[Collected data]
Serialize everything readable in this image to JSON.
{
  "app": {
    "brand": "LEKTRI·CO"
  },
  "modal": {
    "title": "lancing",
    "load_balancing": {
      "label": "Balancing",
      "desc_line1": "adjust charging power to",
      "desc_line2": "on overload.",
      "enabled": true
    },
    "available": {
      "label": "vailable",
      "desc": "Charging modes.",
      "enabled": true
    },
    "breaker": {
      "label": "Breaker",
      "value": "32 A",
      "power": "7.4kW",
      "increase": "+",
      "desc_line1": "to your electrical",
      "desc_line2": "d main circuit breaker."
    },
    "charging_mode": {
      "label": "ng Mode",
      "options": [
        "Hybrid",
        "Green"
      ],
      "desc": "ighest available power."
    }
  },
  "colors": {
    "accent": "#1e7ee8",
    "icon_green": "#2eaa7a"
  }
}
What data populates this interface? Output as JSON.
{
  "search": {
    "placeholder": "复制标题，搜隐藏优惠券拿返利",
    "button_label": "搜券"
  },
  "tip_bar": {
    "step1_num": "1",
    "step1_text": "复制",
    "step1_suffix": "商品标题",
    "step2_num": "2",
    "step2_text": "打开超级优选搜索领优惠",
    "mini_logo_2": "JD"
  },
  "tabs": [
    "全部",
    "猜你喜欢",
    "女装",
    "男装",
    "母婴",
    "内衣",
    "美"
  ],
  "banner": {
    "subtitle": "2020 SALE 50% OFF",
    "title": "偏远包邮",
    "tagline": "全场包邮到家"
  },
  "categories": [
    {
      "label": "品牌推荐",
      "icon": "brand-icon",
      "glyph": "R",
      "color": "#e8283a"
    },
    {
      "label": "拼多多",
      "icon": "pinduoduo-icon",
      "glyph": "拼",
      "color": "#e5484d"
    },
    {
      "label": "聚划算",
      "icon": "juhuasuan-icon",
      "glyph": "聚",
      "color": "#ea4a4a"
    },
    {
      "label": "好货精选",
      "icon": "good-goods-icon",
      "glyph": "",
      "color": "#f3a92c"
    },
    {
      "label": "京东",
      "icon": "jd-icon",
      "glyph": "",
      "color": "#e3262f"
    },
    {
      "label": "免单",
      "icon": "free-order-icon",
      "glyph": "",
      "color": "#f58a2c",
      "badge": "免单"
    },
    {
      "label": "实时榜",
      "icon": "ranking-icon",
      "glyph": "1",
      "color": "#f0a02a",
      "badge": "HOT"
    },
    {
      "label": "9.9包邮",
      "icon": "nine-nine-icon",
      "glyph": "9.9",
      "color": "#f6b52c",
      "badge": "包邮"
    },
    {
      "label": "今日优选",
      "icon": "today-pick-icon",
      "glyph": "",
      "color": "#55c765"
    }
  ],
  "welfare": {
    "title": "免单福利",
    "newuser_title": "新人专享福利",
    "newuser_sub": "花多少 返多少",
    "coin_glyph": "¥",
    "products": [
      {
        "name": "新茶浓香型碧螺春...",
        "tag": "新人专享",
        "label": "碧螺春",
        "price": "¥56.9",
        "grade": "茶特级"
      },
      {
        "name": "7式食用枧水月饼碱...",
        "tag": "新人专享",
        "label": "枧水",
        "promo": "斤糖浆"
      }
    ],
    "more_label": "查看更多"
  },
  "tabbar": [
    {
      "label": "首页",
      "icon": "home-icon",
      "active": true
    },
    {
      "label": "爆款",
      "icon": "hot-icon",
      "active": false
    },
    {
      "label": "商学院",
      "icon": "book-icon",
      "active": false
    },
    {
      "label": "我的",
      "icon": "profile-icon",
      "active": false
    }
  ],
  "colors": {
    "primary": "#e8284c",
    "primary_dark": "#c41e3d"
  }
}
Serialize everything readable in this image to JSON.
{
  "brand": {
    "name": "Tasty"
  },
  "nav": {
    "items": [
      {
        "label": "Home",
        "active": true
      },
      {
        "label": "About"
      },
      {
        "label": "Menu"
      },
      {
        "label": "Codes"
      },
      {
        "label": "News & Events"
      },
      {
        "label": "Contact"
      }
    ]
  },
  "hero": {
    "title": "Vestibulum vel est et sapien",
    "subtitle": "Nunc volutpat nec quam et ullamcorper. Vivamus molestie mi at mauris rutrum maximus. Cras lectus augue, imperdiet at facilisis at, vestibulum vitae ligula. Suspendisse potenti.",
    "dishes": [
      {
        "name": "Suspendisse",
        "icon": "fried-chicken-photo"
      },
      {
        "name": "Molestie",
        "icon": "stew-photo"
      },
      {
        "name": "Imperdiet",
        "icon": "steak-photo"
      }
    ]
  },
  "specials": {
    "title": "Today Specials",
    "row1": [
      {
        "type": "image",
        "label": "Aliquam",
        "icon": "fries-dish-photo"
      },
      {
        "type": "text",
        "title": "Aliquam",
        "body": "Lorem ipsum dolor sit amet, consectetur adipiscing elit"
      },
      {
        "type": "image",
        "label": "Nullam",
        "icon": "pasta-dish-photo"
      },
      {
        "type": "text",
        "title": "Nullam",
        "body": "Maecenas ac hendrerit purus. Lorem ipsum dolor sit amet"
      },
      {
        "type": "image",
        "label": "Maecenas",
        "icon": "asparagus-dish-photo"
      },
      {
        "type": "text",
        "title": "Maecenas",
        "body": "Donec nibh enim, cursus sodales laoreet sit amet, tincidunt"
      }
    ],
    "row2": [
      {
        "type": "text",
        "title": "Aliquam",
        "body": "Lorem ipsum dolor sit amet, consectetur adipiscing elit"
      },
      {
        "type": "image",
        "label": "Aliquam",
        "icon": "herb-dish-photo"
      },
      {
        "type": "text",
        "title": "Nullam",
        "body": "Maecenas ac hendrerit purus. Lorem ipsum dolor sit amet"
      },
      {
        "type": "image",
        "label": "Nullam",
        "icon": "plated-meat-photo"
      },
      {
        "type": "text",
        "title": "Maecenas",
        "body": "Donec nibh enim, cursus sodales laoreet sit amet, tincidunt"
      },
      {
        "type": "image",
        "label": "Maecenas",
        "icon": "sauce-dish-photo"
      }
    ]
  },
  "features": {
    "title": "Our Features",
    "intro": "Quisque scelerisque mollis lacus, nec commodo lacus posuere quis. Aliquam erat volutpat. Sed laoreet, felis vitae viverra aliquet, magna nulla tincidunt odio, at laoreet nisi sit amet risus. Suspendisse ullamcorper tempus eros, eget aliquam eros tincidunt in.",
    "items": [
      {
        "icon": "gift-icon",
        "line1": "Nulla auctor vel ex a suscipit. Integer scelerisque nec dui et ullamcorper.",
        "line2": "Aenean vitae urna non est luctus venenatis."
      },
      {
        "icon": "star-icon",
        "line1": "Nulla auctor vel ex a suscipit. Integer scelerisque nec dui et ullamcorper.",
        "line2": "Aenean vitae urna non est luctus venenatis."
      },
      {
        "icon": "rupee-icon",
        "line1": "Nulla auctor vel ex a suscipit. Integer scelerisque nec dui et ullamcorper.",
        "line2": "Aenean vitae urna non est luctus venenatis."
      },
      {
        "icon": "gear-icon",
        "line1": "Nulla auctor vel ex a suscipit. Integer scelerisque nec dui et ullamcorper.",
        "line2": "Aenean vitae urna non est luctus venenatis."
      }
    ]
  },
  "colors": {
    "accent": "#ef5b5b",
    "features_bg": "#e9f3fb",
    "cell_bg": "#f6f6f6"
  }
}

WHAT TO PRODUCE: Quote all of the entries verbatim.

THE COMPLETED TASK:
Serialize everything readable in this image to JSON.
{
  "app": {
    "brand": "LEKTRI·CO"
  },
  "modal": {
    "title": "lancing",
    "load_balancing": {
      "label": "Balancing",
      "desc_line1": "adjust charging power to",
      "desc_line2": "on overload.",
      "enabled": true
    },
    "available": {
      "label": "vailable",
      "desc": "Charging modes.",
      "enabled": true
    },
    "breaker": {
      "label": "Breaker",
      "value": "32 A",
      "power": "7.4kW",
      "increase": "+",
      "desc_line1": "to your electrical",
      "desc_line2": "d main circuit breaker."
    },
    "charging_mode": {
      "label": "ng Mode",
      "options": [
        "Hybrid",
        "Green"
      ],
      "desc": "ighest available power."
    }
  },
  "colors": {
    "accent": "#1e7ee8",
    "icon_green": "#2eaa7a"
  }
}
What data populates this interface? Output as JSON.
{
  "search": {
    "placeholder": "复制标题，搜隐藏优惠券拿返利",
    "button_label": "搜券"
  },
  "tip_bar": {
    "step1_num": "1",
    "step1_text": "复制",
    "step1_suffix": "商品标题",
    "step2_num": "2",
    "step2_text": "打开超级优选搜索领优惠",
    "mini_logo_2": "JD"
  },
  "tabs": [
    "全部",
    "猜你喜欢",
    "女装",
    "男装",
    "母婴",
    "内衣",
    "美"
  ],
  "banner": {
    "subtitle": "2020 SALE 50% OFF",
    "title": "偏远包邮",
    "tagline": "全场包邮到家"
  },
  "categories": [
    {
      "label": "品牌推荐",
      "icon": "brand-icon",
      "glyph": "R",
      "color": "#e8283a"
    },
    {
      "label": "拼多多",
      "icon": "pinduoduo-icon",
      "glyph": "拼",
      "color": "#e5484d"
    },
    {
      "label": "聚划算",
      "icon": "juhuasuan-icon",
      "glyph": "聚",
      "color": "#ea4a4a"
    },
    {
      "label": "好货精选",
      "icon": "good-goods-icon",
      "glyph": "",
      "color": "#f3a92c"
    },
    {
      "label": "京东",
      "icon": "jd-icon",
      "glyph": "",
      "color": "#e3262f"
    },
    {
      "label": "免单",
      "icon": "free-order-icon",
      "glyph": "",
      "color": "#f58a2c",
      "badge": "免单"
    },
    {
      "label": "实时榜",
      "icon": "ranking-icon",
      "glyph": "1",
      "color": "#f0a02a",
      "badge": "HOT"
    },
    {
      "label": "9.9包邮",
      "icon": "nine-nine-icon",
      "glyph": "9.9",
      "color": "#f6b52c",
      "badge": "包邮"
    },
    {
      "label": "今日优选",
      "icon": "today-pick-icon",
      "glyph": "",
      "color": "#55c765"
    }
  ],
  "welfare": {
    "title": "免单福利",
    "newuser_title": "新人专享福利",
    "newuser_sub": "花多少 返多少",
    "coin_glyph": "¥",
    "products": [
      {
        "name": "新茶浓香型碧螺春...",
        "tag": "新人专享",
        "label": "碧螺春",
        "price": "¥56.9",
        "grade": "茶特级"
      },
      {
        "name": "7式食用枧水月饼碱...",
        "tag": "新人专享",
        "label": "枧水",
        "promo": "斤糖浆"
      }
    ],
    "more_label": "查看更多"
  },
  "tabbar": [
    {
      "label": "首页",
      "icon": "home-icon",
      "active": true
    },
    {
      "label": "爆款",
      "icon": "hot-icon",
      "active": false
    },
    {
      "label": "商学院",
      "icon": "book-icon",
      "active": false
    },
    {
      "label": "我的",
      "icon": "profile-icon",
      "active": false
    }
  ],
  "colors": {
    "primary": "#e8284c",
    "primary_dark": "#c41e3d"
  }
}
Serialize everything readable in this image to JSON.
{
  "brand": {
    "name": "Tasty"
  },
  "nav": {
    "items": [
      {
        "label": "Home",
        "active": true
      },
      {
        "label": "About"
      },
      {
        "label": "Menu"
      },
      {
        "label": "Codes"
      },
      {
        "label": "News & Events"
      },
      {
        "label": "Contact"
      }
    ]
  },
  "hero": {
    "title": "Vestibulum vel est et sapien",
    "subtitle": "Nunc volutpat nec quam et ullamcorper. Vivamus molestie mi at mauris rutrum maximus. Cras lectus augue, imperdiet at facilisis at, vestibulum vitae ligula. Suspendisse potenti.",
    "dishes": [
      {
        "name": "Suspendisse",
        "icon": "fried-chicken-photo"
      },
      {
        "name": "Molestie",
        "icon": "stew-photo"
      },
      {
        "name": "Imperdiet",
        "icon": "steak-photo"
      }
    ]
  },
  "specials": {
    "title": "Today Specials",
    "row1": [
      {
        "type": "image",
        "label": "Aliquam",
        "icon": "fries-dish-photo"
      },
      {
        "type": "text",
        "title": "Aliquam",
        "body": "Lorem ipsum dolor sit amet, consectetur adipiscing elit"
      },
      {
        "type": "image",
        "label": "Nullam",
        "icon": "pasta-dish-photo"
      },
      {
        "type": "text",
        "title": "Nullam",
        "body": "Maecenas ac hendrerit purus. Lorem ipsum dolor sit amet"
      },
      {
        "type": "image",
        "label": "Maecenas",
        "icon": "asparagus-dish-photo"
      },
      {
        "type": "text",
        "title": "Maecenas",
        "body": "Donec nibh enim, cursus sodales laoreet sit amet, tincidunt"
      }
    ],
    "row2": [
      {
        "type": "text",
        "title": "Aliquam",
        "body": "Lorem ipsum dolor sit amet, consectetur adipiscing elit"
      },
      {
        "type": "image",
        "label": "Aliquam",
        "icon": "herb-dish-photo"
      },
      {
        "type": "text",
        "title": "Nullam",
        "body": "Maecenas ac hendrerit purus. Lorem ipsum dolor sit amet"
      },
      {
        "type": "image",
        "label": "Nullam",
        "icon": "plated-meat-photo"
      },
      {
        "type": "text",
        "title": "Maecenas",
        "body": "Donec nibh enim, cursus sodales laoreet sit amet, tincidunt"
      },
      {
        "type": "image",
        "label": "Maecenas",
        "icon": "sauce-dish-photo"
      }
    ]
  },
  "features": {
    "title": "Our Features",
    "intro": "Quisque scelerisque mollis lacus, nec commodo lacus posuere quis. Aliquam erat volutpat. Sed laoreet, felis vitae viverra aliquet, magna nulla tincidunt odio, at laoreet nisi sit amet risus. Suspendisse ullamcorper tempus eros, eget aliquam eros tincidunt in.",
    "items": [
      {
        "icon": "gift-icon",
        "line1": "Nulla auctor vel ex a suscipit. Integer scelerisque nec dui et ullamcorper.",
        "line2": "Aenean vitae urna non est luctus venenatis."
      },
      {
        "icon": "star-icon",
        "line1": "Nulla auctor vel ex a suscipit. Integer scelerisque nec dui et ullamcorper.",
        "line2": "Aenean vitae urna non est luctus venenatis."
      },
      {
        "icon": "rupee-icon",
        "line1": "Nulla auctor vel ex a suscipit. Integer scelerisque nec dui et ullamcorper.",
        "line2": "Aenean vitae urna non est luctus venenatis."
      },
      {
        "icon": "gear-icon",
        "line1": "Nulla auctor vel ex a suscipit. Integer scelerisque nec dui et ullamcorper.",
        "line2": "Aenean vitae urna non est luctus venenatis."
      }
    ]
  },
  "colors": {
    "accent": "#ef5b5b",
    "features_bg": "#e9f3fb",
    "cell_bg": "#f6f6f6"
  }
}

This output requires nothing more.